● **WHAT IS REQUIRED**
The data below must be copied in full and without any change.

Stored items:
* BEGIN *
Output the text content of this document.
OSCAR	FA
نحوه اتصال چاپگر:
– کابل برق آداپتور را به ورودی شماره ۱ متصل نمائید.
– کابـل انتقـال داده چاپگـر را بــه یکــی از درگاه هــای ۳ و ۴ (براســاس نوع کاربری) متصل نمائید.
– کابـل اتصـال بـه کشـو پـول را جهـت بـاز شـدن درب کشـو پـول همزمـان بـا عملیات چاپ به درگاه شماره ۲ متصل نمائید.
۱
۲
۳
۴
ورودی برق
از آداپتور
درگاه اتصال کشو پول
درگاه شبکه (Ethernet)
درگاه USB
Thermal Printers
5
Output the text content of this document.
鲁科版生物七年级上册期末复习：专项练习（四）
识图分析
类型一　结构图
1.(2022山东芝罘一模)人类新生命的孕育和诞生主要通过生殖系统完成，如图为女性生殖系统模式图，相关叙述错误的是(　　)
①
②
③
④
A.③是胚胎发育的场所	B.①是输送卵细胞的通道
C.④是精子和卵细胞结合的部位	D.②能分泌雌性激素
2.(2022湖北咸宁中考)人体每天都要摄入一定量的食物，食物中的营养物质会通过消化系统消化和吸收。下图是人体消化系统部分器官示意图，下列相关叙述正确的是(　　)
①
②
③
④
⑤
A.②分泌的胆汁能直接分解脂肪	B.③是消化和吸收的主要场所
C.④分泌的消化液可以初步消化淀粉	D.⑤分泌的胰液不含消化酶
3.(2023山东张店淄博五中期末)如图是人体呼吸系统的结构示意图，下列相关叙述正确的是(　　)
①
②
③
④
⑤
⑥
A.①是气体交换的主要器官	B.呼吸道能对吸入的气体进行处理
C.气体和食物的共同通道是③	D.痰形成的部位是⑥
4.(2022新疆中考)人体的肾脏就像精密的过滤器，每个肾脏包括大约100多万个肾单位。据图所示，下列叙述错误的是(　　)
* END *
● **FULL OUTPUT**
Output the text content of this document.
OSCAR	FA
نحوه اتصال چاپگر:
– کابل برق آداپتور را به ورودی شماره ۱ متصل نمائید.
– کابـل انتقـال داده چاپگـر را بــه یکــی از درگاه هــای ۳ و ۴ (براســاس نوع کاربری) متصل نمائید.
– کابـل اتصـال بـه کشـو پـول را جهـت بـاز شـدن درب کشـو پـول همزمـان بـا عملیات چاپ به درگاه شماره ۲ متصل نمائید.
۱
۲
۳
۴
ورودی برق
از آداپتور
درگاه اتصال کشو پول
درگاه شبکه (Ethernet)
درگاه USB
Thermal Printers
5
Output the text content of this document.
鲁科版生物七年级上册期末复习：专项练习（四）
识图分析
类型一　结构图
1.(2022山东芝罘一模)人类新生命的孕育和诞生主要通过生殖系统完成，如图为女性生殖系统模式图，相关叙述错误的是(　　)
①
②
③
④
A.③是胚胎发育的场所	B.①是输送卵细胞的通道
C.④是精子和卵细胞结合的部位	D.②能分泌雌性激素
2.(2022湖北咸宁中考)人体每天都要摄入一定量的食物，食物中的营养物质会通过消化系统消化和吸收。下图是人体消化系统部分器官示意图，下列相关叙述正确的是(　　)
①
②
③
④
⑤
A.②分泌的胆汁能直接分解脂肪	B.③是消化和吸收的主要场所
C.④分泌的消化液可以初步消化淀粉	D.⑤分泌的胰液不含消化酶
3.(2023山东张店淄博五中期末)如图是人体呼吸系统的结构示意图，下列相关叙述正确的是(　　)
①
②
③
④
⑤
⑥
A.①是气体交换的主要器官	B.呼吸道能对吸入的气体进行处理
C.气体和食物的共同通道是③	D.痰形成的部位是⑥
4.(2022新疆中考)人体的肾脏就像精密的过滤器，每个肾脏包括大约100多万个肾单位。据图所示，下列叙述错误的是(　　)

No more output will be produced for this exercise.